* [Data for processing]:
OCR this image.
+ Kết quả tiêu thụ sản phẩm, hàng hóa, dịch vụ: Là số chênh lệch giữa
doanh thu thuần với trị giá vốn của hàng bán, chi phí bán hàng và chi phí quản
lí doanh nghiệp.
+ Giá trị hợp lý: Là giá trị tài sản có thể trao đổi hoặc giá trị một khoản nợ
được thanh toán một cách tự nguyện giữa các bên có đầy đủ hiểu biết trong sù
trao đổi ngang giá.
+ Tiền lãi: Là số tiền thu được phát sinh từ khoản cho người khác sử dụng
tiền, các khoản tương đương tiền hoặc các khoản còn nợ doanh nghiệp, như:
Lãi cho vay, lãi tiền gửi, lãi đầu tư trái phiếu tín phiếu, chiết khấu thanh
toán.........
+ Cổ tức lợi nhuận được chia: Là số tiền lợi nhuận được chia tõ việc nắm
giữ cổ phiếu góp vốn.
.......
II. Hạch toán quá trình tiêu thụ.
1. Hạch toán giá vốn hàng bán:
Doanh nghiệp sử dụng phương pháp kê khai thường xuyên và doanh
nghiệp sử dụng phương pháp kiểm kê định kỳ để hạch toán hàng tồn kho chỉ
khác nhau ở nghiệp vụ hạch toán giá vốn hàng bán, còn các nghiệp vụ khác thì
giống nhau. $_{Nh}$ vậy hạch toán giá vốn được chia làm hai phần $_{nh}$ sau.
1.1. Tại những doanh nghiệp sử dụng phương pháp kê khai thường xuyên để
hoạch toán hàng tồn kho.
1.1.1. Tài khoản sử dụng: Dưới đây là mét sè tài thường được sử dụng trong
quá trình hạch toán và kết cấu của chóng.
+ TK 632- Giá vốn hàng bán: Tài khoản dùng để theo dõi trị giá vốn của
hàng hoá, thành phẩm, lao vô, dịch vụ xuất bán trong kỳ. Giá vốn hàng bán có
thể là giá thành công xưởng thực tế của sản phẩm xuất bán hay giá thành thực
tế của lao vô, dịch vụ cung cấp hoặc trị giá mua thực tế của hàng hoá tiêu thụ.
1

* [Instructions to follow]: Every line of the data above should be reproduced word for word.

* [Task solution]:
OCR this image.
+ Kết quả tiêu thụ sản phẩm, hàng hóa, dịch vụ: Là số chênh lệch giữa
doanh thu thuần với trị giá vốn của hàng bán, chi phí bán hàng và chi phí quản
lí doanh nghiệp.
+ Giá trị hợp lý: Là giá trị tài sản có thể trao đổi hoặc giá trị một khoản nợ
được thanh toán một cách tự nguyện giữa các bên có đầy đủ hiểu biết trong sù
trao đổi ngang giá.
+ Tiền lãi: Là số tiền thu được phát sinh từ khoản cho người khác sử dụng
tiền, các khoản tương đương tiền hoặc các khoản còn nợ doanh nghiệp, như:
Lãi cho vay, lãi tiền gửi, lãi đầu tư trái phiếu tín phiếu, chiết khấu thanh
toán.........
+ Cổ tức lợi nhuận được chia: Là số tiền lợi nhuận được chia tõ việc nắm
giữ cổ phiếu góp vốn.
.......
II. Hạch toán quá trình tiêu thụ.
1. Hạch toán giá vốn hàng bán:
Doanh nghiệp sử dụng phương pháp kê khai thường xuyên và doanh
nghiệp sử dụng phương pháp kiểm kê định kỳ để hạch toán hàng tồn kho chỉ
khác nhau ở nghiệp vụ hạch toán giá vốn hàng bán, còn các nghiệp vụ khác thì
giống nhau. $_{Nh}$ vậy hạch toán giá vốn được chia làm hai phần $_{nh}$ sau.
1.1. Tại những doanh nghiệp sử dụng phương pháp kê khai thường xuyên để
hoạch toán hàng tồn kho.
1.1.1. Tài khoản sử dụng: Dưới đây là mét sè tài thường được sử dụng trong
quá trình hạch toán và kết cấu của chóng.
+ TK 632- Giá vốn hàng bán: Tài khoản dùng để theo dõi trị giá vốn của
hàng hoá, thành phẩm, lao vô, dịch vụ xuất bán trong kỳ. Giá vốn hàng bán có
thể là giá thành công xưởng thực tế của sản phẩm xuất bán hay giá thành thực
tế của lao vô, dịch vụ cung cấp hoặc trị giá mua thực tế của hàng hoá tiêu thụ.
1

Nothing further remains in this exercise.